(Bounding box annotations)
>> begin
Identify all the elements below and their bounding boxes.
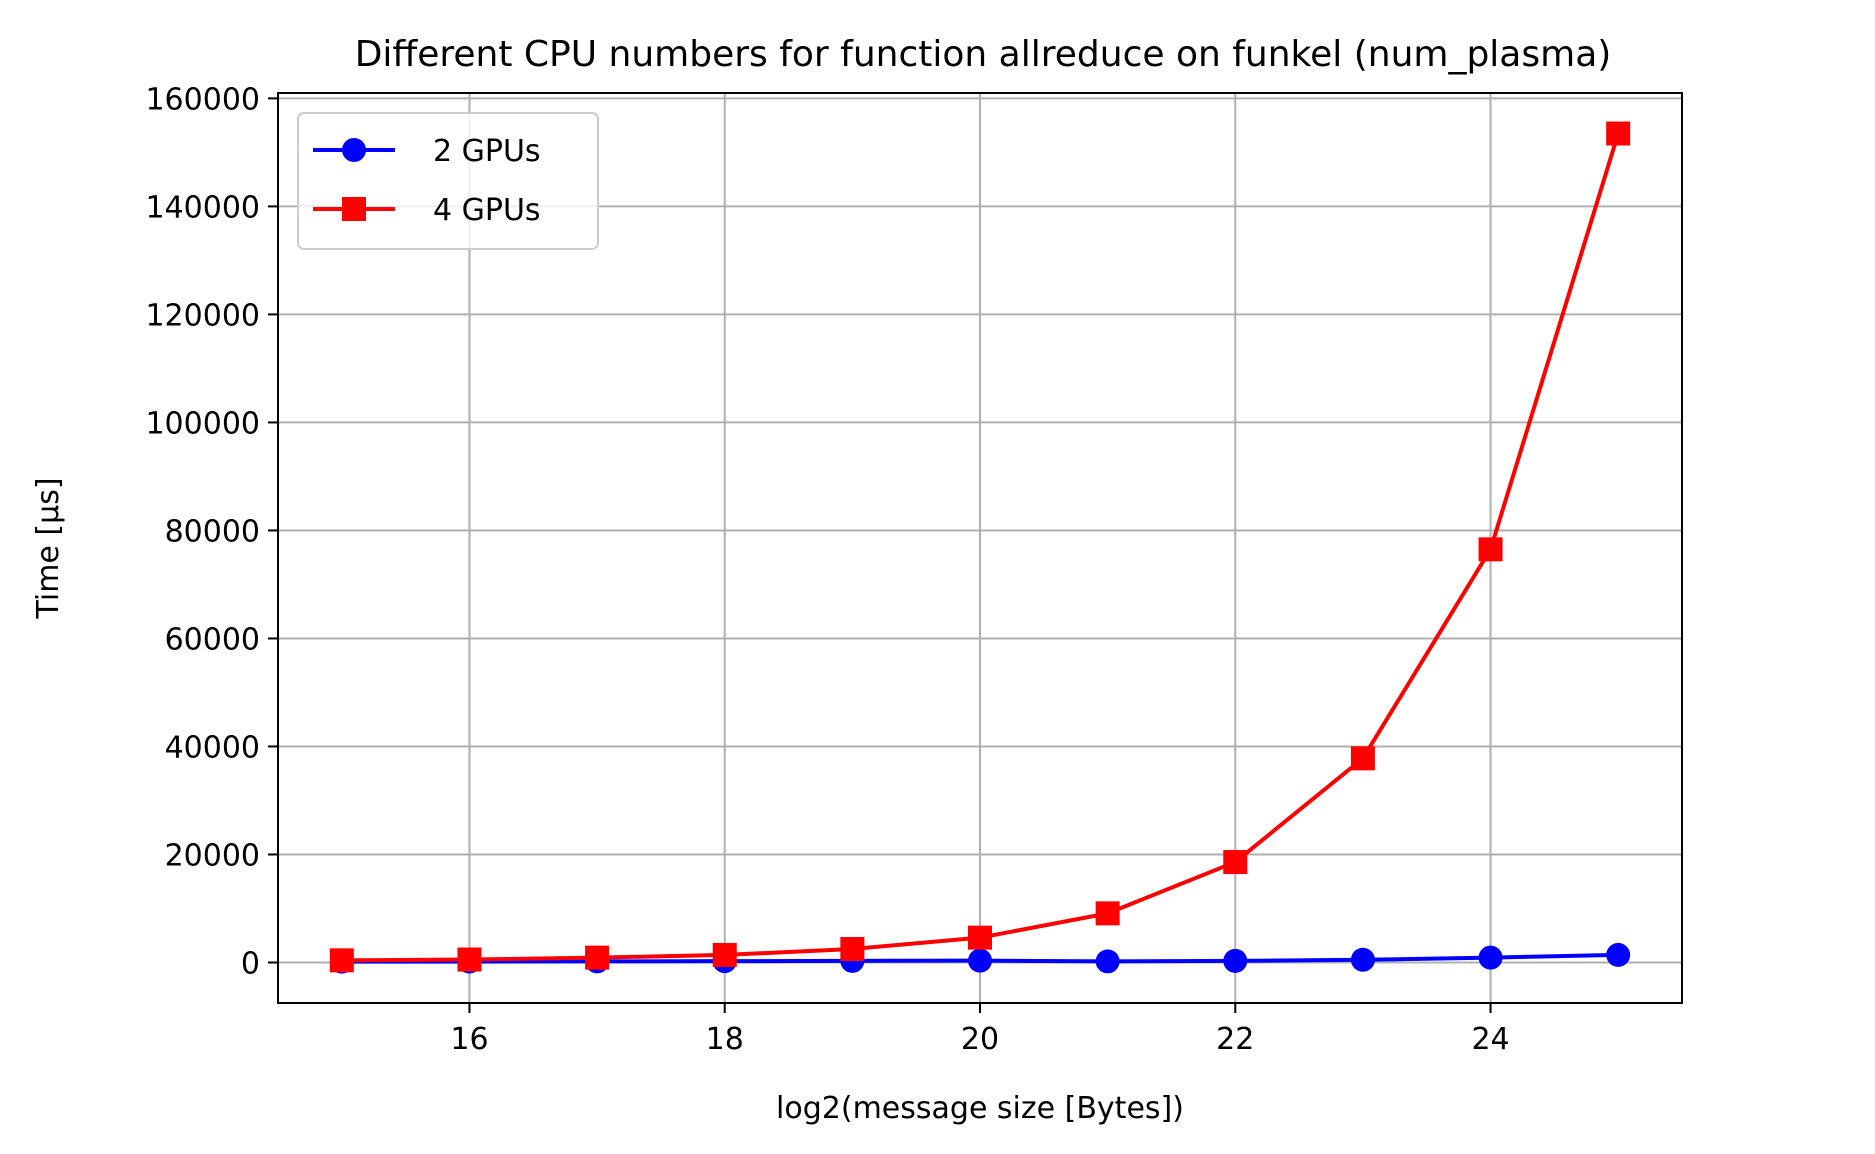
data-point-2-gpus <box>1350 947 1375 972</box>
chart-title: Different CPU numbers for function allre… <box>355 34 1612 75</box>
y-tick-label: 0 <box>241 946 260 981</box>
data-point-4-gpus <box>1606 121 1631 146</box>
y-tick-label: 40000 <box>165 730 260 765</box>
data-point-2-gpus <box>1606 942 1631 967</box>
legend-label-2-gpus: 2 GPUs <box>433 134 541 169</box>
legend-label-4-gpus: 4 GPUs <box>433 193 541 228</box>
data-point-4-gpus <box>1223 850 1248 875</box>
y-tick-label: 100000 <box>145 406 260 441</box>
data-point-2-gpus <box>968 948 992 973</box>
data-point-4-gpus <box>1095 901 1120 926</box>
data-point-2-gpus <box>1478 945 1503 970</box>
y-tick-label: 80000 <box>165 514 260 549</box>
y-tick-label: 20000 <box>165 838 260 873</box>
legend-marker-4-gpus <box>342 197 366 221</box>
y-tick-label: 160000 <box>145 82 260 117</box>
data-point-2-gpus <box>1095 949 1120 974</box>
data-point-4-gpus <box>585 945 610 970</box>
series-layer <box>329 121 1631 974</box>
y-axis-ticks: 0 20000 40000 60000 80000 100000 120000 140000 1… <box>145 82 278 981</box>
y-tick-label: 120000 <box>145 298 260 333</box>
y-axis-label: Time [µs] <box>31 477 66 619</box>
legend-frame <box>297 112 599 250</box>
data-point-4-gpus <box>1478 537 1503 562</box>
y-tick-label: 60000 <box>165 622 260 657</box>
data-point-4-gpus <box>1350 746 1375 771</box>
x-axis-ticks: 16 18 20 22 24 <box>450 1003 1510 1057</box>
data-point-4-gpus <box>712 942 737 967</box>
x-tick-label: 18 <box>706 1022 744 1057</box>
data-point-4-gpus <box>840 936 865 961</box>
x-tick-label: 22 <box>1216 1022 1254 1057</box>
legend: 2 GPUs 4 GPUs <box>297 112 599 250</box>
plot-frame <box>277 92 1683 1004</box>
data-point-4-gpus <box>968 925 992 950</box>
x-tick-label: 16 <box>450 1022 488 1057</box>
x-axis-label: log2(message size [Bytes]) <box>776 1091 1184 1126</box>
data-point-4-gpus <box>329 948 354 973</box>
data-point-4-gpus <box>457 947 482 972</box>
x-tick-label: 24 <box>1471 1022 1509 1057</box>
x-tick-label: 20 <box>961 1022 999 1057</box>
data-point-2-gpus <box>1223 948 1248 973</box>
legend-marker-2-gpus <box>342 138 366 162</box>
y-tick-label: 140000 <box>145 190 260 225</box>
>> end
Your objective: Write out all the rows above word for word, leaving the picture out of your answer.

Worked solution:
Identify all the elements below and their bounding boxes.
data-point-2-gpus <box>1350 947 1375 972</box>
chart-title: Different CPU numbers for function allre… <box>355 34 1612 75</box>
y-tick-label: 0 <box>241 946 260 981</box>
data-point-4-gpus <box>1606 121 1631 146</box>
y-tick-label: 40000 <box>165 730 260 765</box>
data-point-2-gpus <box>1606 942 1631 967</box>
legend-label-2-gpus: 2 GPUs <box>433 134 541 169</box>
legend-label-4-gpus: 4 GPUs <box>433 193 541 228</box>
data-point-4-gpus <box>1223 850 1248 875</box>
y-tick-label: 100000 <box>145 406 260 441</box>
data-point-2-gpus <box>968 948 992 973</box>
data-point-4-gpus <box>1095 901 1120 926</box>
data-point-2-gpus <box>1478 945 1503 970</box>
y-tick-label: 80000 <box>165 514 260 549</box>
y-tick-label: 20000 <box>165 838 260 873</box>
legend-marker-4-gpus <box>342 197 366 221</box>
y-tick-label: 160000 <box>145 82 260 117</box>
data-point-2-gpus <box>1095 949 1120 974</box>
data-point-4-gpus <box>585 945 610 970</box>
series-layer <box>329 121 1631 974</box>
y-axis-ticks: 0 20000 40000 60000 80000 100000 120000 140000 1… <box>145 82 278 981</box>
y-tick-label: 120000 <box>145 298 260 333</box>
y-axis-label: Time [µs] <box>31 477 66 619</box>
legend-frame <box>297 112 599 250</box>
data-point-4-gpus <box>1478 537 1503 562</box>
y-tick-label: 60000 <box>165 622 260 657</box>
data-point-4-gpus <box>1350 746 1375 771</box>
x-axis-ticks: 16 18 20 22 24 <box>450 1003 1510 1057</box>
data-point-4-gpus <box>712 942 737 967</box>
x-tick-label: 18 <box>706 1022 744 1057</box>
data-point-4-gpus <box>840 936 865 961</box>
x-tick-label: 22 <box>1216 1022 1254 1057</box>
legend: 2 GPUs 4 GPUs <box>297 112 599 250</box>
plot-frame <box>277 92 1683 1004</box>
data-point-4-gpus <box>968 925 992 950</box>
x-tick-label: 16 <box>450 1022 488 1057</box>
x-axis-label: log2(message size [Bytes]) <box>776 1091 1184 1126</box>
data-point-4-gpus <box>329 948 354 973</box>
data-point-4-gpus <box>457 947 482 972</box>
x-tick-label: 24 <box>1471 1022 1509 1057</box>
x-tick-label: 20 <box>961 1022 999 1057</box>
data-point-2-gpus <box>1223 948 1248 973</box>
legend-marker-2-gpus <box>342 138 366 162</box>
y-tick-label: 140000 <box>145 190 260 225</box>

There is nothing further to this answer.